* _Written exercise_
Write out every entry precisely as given, leaving the pictures out.

- - -

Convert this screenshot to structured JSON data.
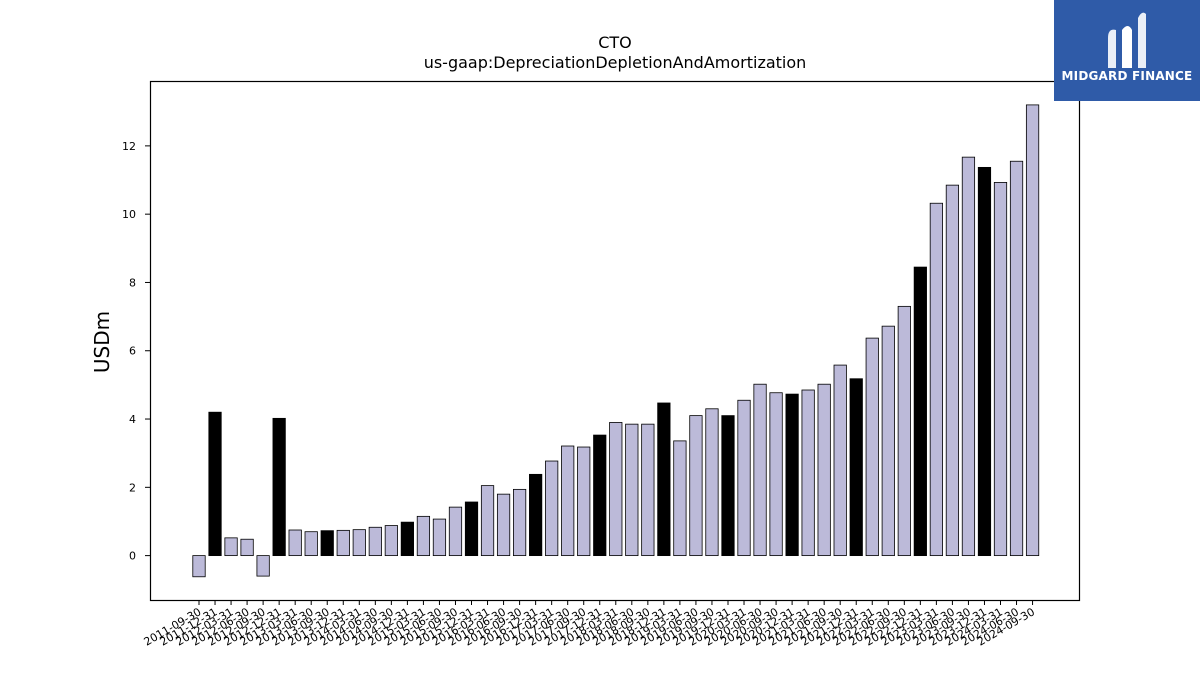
{
  "brand": {
    "name": "MIDGARD FINANCE",
    "color": "#2f5ba8"
  },
  "colors": {
    "bar": "#bcbad9",
    "highlight": "#000000",
    "edge": "#000000"
  },
  "chart_data": {
    "type": "bar",
    "title": "CTO",
    "subtitle": "us-gaap:DepreciationDepletionAndAmortization",
    "xlabel": "",
    "ylabel": "USDm",
    "ylim": [
      -1.3,
      13.9
    ],
    "yticks": [
      0,
      2,
      4,
      6,
      8,
      10,
      12
    ],
    "grid": false,
    "categories": [
      "2011-09-30",
      "2011-12-31",
      "2012-03-31",
      "2012-06-30",
      "2012-09-30",
      "2012-12-31",
      "2013-03-31",
      "2013-06-30",
      "2013-09-30",
      "2013-12-31",
      "2014-03-31",
      "2014-06-30",
      "2014-09-30",
      "2014-12-31",
      "2015-03-31",
      "2015-06-30",
      "2015-09-30",
      "2015-12-31",
      "2016-03-31",
      "2016-06-30",
      "2016-09-30",
      "2016-12-31",
      "2017-03-31",
      "2017-06-30",
      "2017-09-30",
      "2017-12-31",
      "2018-03-31",
      "2018-06-30",
      "2018-09-30",
      "2018-12-31",
      "2019-03-31",
      "2019-06-30",
      "2019-09-30",
      "2019-12-31",
      "2020-03-31",
      "2020-06-30",
      "2020-09-30",
      "2020-12-31",
      "2021-03-31",
      "2021-06-30",
      "2021-09-30",
      "2021-12-31",
      "2022-03-31",
      "2022-06-30",
      "2022-09-30",
      "2022-12-31",
      "2023-03-31",
      "2023-06-30",
      "2023-09-30",
      "2023-12-31",
      "2024-03-31",
      "2024-06-30",
      "2024-09-30"
    ],
    "values": [
      -0.62,
      4.2,
      0.52,
      0.48,
      -0.6,
      4.02,
      0.75,
      0.7,
      0.73,
      0.74,
      0.76,
      0.83,
      0.88,
      0.98,
      1.15,
      1.07,
      1.42,
      1.57,
      2.05,
      1.8,
      1.94,
      2.38,
      2.77,
      3.21,
      3.18,
      3.53,
      3.9,
      3.85,
      3.85,
      4.47,
      3.36,
      4.1,
      4.3,
      4.1,
      4.55,
      5.02,
      4.77,
      4.73,
      4.85,
      5.02,
      5.58,
      5.18,
      6.37,
      6.72,
      7.3,
      8.45,
      10.32,
      10.85,
      11.67,
      11.37,
      10.93,
      11.55,
      13.2
    ],
    "highlight_index": [
      1,
      5,
      8,
      13,
      17,
      21,
      25,
      29,
      33,
      37,
      41,
      45,
      49
    ]
  }
}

- - -

* _Output of the task_
Convert this screenshot to structured JSON data.
{
  "brand": {
    "name": "MIDGARD FINANCE",
    "color": "#2f5ba8"
  },
  "colors": {
    "bar": "#bcbad9",
    "highlight": "#000000",
    "edge": "#000000"
  },
  "chart_data": {
    "type": "bar",
    "title": "CTO",
    "subtitle": "us-gaap:DepreciationDepletionAndAmortization",
    "xlabel": "",
    "ylabel": "USDm",
    "ylim": [
      -1.3,
      13.9
    ],
    "yticks": [
      0,
      2,
      4,
      6,
      8,
      10,
      12
    ],
    "grid": false,
    "categories": [
      "2011-09-30",
      "2011-12-31",
      "2012-03-31",
      "2012-06-30",
      "2012-09-30",
      "2012-12-31",
      "2013-03-31",
      "2013-06-30",
      "2013-09-30",
      "2013-12-31",
      "2014-03-31",
      "2014-06-30",
      "2014-09-30",
      "2014-12-31",
      "2015-03-31",
      "2015-06-30",
      "2015-09-30",
      "2015-12-31",
      "2016-03-31",
      "2016-06-30",
      "2016-09-30",
      "2016-12-31",
      "2017-03-31",
      "2017-06-30",
      "2017-09-30",
      "2017-12-31",
      "2018-03-31",
      "2018-06-30",
      "2018-09-30",
      "2018-12-31",
      "2019-03-31",
      "2019-06-30",
      "2019-09-30",
      "2019-12-31",
      "2020-03-31",
      "2020-06-30",
      "2020-09-30",
      "2020-12-31",
      "2021-03-31",
      "2021-06-30",
      "2021-09-30",
      "2021-12-31",
      "2022-03-31",
      "2022-06-30",
      "2022-09-30",
      "2022-12-31",
      "2023-03-31",
      "2023-06-30",
      "2023-09-30",
      "2023-12-31",
      "2024-03-31",
      "2024-06-30",
      "2024-09-30"
    ],
    "values": [
      -0.62,
      4.2,
      0.52,
      0.48,
      -0.6,
      4.02,
      0.75,
      0.7,
      0.73,
      0.74,
      0.76,
      0.83,
      0.88,
      0.98,
      1.15,
      1.07,
      1.42,
      1.57,
      2.05,
      1.8,
      1.94,
      2.38,
      2.77,
      3.21,
      3.18,
      3.53,
      3.9,
      3.85,
      3.85,
      4.47,
      3.36,
      4.1,
      4.3,
      4.1,
      4.55,
      5.02,
      4.77,
      4.73,
      4.85,
      5.02,
      5.58,
      5.18,
      6.37,
      6.72,
      7.3,
      8.45,
      10.32,
      10.85,
      11.67,
      11.37,
      10.93,
      11.55,
      13.2
    ],
    "highlight_index": [
      1,
      5,
      8,
      13,
      17,
      21,
      25,
      29,
      33,
      37,
      41,
      45,
      49
    ]
  }
}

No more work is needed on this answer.